**Your goal:** Single out the lines of the material that contain "text" and copy them.

START Given data

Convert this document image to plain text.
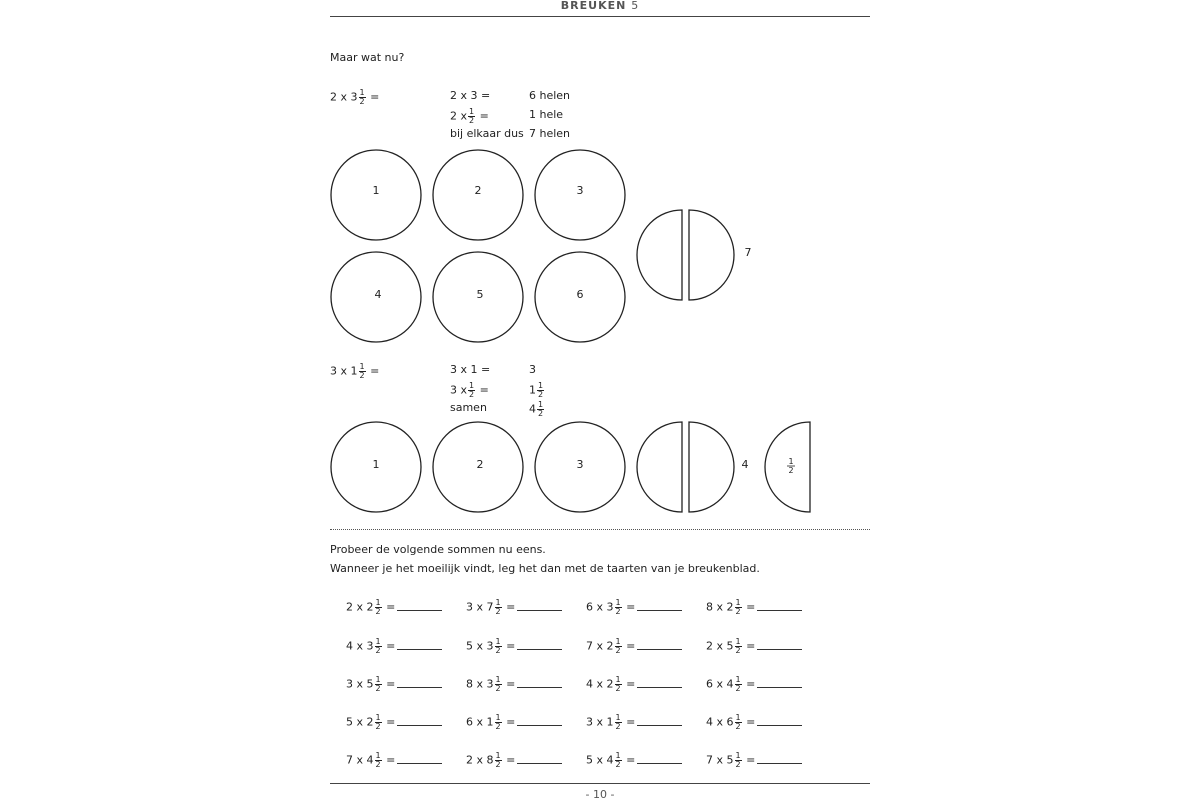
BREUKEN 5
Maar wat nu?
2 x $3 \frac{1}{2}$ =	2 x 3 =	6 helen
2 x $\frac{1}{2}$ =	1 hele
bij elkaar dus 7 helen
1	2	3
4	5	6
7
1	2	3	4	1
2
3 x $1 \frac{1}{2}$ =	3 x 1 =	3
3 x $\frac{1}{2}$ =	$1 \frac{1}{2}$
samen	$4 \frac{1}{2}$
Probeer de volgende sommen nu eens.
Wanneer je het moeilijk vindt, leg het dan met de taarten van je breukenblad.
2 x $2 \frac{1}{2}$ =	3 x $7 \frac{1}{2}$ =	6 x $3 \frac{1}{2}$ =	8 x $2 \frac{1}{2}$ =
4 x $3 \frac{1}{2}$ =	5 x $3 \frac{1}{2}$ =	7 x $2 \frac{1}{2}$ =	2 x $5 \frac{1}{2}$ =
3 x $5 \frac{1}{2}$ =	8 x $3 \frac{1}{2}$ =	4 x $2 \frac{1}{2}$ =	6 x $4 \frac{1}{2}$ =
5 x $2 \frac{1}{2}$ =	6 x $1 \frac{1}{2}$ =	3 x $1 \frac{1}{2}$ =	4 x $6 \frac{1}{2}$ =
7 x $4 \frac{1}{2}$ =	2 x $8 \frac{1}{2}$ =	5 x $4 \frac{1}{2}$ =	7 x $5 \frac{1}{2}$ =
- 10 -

END Given data
START Given data

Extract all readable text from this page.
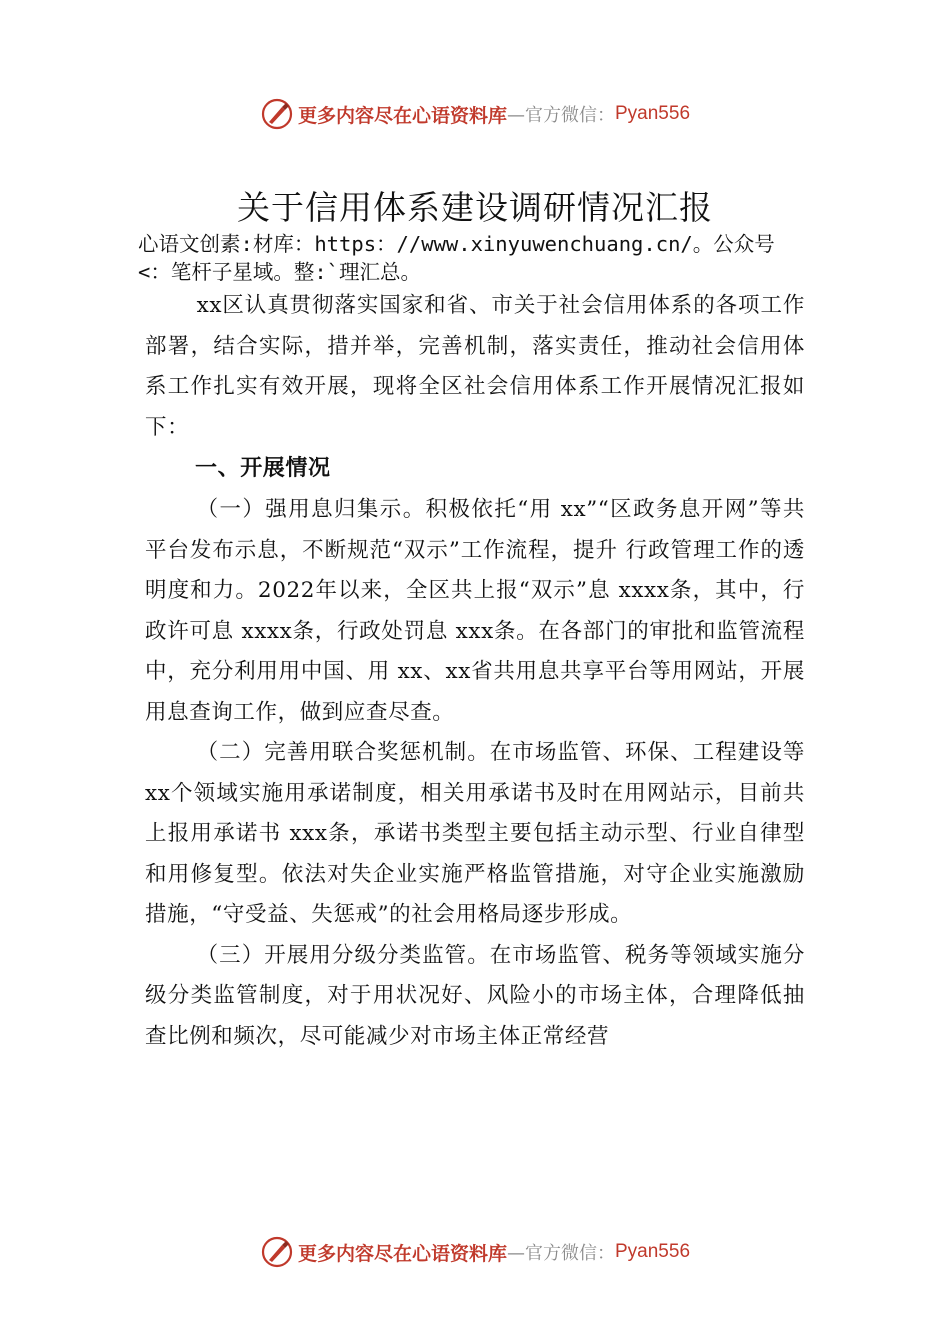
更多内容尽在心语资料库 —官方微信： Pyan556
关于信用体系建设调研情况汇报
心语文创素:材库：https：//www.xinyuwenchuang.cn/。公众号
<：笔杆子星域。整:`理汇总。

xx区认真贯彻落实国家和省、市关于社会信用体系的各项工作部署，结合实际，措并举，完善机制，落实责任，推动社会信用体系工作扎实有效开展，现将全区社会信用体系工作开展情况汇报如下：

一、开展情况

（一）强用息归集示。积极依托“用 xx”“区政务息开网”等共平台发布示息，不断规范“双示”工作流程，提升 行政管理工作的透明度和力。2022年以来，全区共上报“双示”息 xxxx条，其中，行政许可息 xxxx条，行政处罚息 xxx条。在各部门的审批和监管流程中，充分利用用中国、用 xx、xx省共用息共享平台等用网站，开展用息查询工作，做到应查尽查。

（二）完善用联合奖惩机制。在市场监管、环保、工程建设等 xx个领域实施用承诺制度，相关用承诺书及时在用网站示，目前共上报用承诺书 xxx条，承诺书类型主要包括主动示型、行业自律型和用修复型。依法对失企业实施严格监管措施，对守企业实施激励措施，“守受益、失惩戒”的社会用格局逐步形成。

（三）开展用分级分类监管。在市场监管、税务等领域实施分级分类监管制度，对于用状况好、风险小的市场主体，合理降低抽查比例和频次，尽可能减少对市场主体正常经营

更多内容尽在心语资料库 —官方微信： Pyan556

END Given data

**Output for this task:**
Convert this document image to plain text.
Extract all readable text from this page.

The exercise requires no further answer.